> _Set problem_
Pick out each line containing the string "relative" and copy it.

Stored data entries

Start

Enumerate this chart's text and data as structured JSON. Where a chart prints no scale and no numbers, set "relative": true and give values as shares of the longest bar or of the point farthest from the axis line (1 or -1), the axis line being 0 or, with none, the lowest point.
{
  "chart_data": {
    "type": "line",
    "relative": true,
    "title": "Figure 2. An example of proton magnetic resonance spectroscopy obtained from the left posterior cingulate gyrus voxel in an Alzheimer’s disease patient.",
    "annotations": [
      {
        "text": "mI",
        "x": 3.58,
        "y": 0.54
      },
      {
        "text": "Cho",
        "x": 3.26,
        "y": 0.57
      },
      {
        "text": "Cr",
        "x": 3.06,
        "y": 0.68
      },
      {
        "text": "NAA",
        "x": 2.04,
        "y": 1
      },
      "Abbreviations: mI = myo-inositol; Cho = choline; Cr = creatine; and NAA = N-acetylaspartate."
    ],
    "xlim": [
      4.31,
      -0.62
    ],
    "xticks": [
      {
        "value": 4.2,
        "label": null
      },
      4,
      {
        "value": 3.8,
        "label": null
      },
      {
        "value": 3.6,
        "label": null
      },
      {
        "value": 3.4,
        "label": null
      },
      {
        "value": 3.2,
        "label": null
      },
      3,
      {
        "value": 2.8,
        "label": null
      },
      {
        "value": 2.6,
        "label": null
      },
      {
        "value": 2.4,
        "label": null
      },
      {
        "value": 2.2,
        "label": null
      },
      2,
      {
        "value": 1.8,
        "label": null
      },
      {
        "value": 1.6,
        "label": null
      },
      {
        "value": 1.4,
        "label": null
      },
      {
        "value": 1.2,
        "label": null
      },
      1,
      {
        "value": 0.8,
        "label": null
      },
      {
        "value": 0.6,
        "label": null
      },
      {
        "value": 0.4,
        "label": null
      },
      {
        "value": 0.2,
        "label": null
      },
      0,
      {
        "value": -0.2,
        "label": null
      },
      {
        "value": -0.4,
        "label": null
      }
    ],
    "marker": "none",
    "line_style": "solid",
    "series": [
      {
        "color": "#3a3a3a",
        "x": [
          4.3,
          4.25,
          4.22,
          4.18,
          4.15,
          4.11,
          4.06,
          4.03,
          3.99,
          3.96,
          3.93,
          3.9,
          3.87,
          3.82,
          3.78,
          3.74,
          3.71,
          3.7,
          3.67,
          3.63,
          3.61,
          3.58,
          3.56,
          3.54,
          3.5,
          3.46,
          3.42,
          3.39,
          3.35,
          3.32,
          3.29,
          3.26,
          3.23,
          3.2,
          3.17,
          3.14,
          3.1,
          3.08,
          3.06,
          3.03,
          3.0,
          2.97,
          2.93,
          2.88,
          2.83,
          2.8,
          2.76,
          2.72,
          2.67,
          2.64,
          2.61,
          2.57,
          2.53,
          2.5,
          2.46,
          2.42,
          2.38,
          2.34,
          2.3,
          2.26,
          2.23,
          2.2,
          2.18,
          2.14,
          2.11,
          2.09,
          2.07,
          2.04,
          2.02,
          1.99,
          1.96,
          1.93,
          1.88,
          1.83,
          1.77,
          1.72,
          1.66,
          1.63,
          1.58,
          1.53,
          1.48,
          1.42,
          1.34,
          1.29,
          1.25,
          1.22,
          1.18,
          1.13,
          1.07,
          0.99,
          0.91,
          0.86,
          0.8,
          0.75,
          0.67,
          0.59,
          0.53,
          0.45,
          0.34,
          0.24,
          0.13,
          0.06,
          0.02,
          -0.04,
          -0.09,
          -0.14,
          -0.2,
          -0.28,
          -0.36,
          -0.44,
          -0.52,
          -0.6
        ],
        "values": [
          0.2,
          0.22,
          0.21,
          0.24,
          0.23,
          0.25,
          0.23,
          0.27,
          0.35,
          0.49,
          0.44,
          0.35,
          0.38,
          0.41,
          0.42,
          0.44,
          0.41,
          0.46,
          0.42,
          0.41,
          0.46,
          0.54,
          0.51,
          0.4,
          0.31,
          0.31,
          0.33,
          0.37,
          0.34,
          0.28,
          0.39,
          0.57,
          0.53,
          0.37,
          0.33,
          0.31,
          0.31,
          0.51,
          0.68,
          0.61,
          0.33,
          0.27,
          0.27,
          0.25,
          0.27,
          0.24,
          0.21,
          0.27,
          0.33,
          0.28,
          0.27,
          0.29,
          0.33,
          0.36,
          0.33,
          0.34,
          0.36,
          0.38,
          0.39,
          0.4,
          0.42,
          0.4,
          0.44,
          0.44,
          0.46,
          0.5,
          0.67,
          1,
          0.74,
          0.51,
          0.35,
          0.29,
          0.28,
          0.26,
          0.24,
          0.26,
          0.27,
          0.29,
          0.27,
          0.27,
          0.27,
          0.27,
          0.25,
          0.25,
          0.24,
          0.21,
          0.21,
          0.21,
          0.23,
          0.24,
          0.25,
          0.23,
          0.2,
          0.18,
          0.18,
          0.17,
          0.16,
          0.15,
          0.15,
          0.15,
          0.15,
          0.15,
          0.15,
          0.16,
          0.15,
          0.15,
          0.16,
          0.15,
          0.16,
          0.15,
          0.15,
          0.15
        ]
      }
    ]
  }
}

End

> _Solution below_
Enumerate this chart's text and data as structured JSON. Where a chart prints no scale and no numbers, set "relative": true and give values as shares of the longest bar or of the point farthest from the axis line (1 or -1), the axis line being 0 or, with none, the lowest point.
    "relative": true,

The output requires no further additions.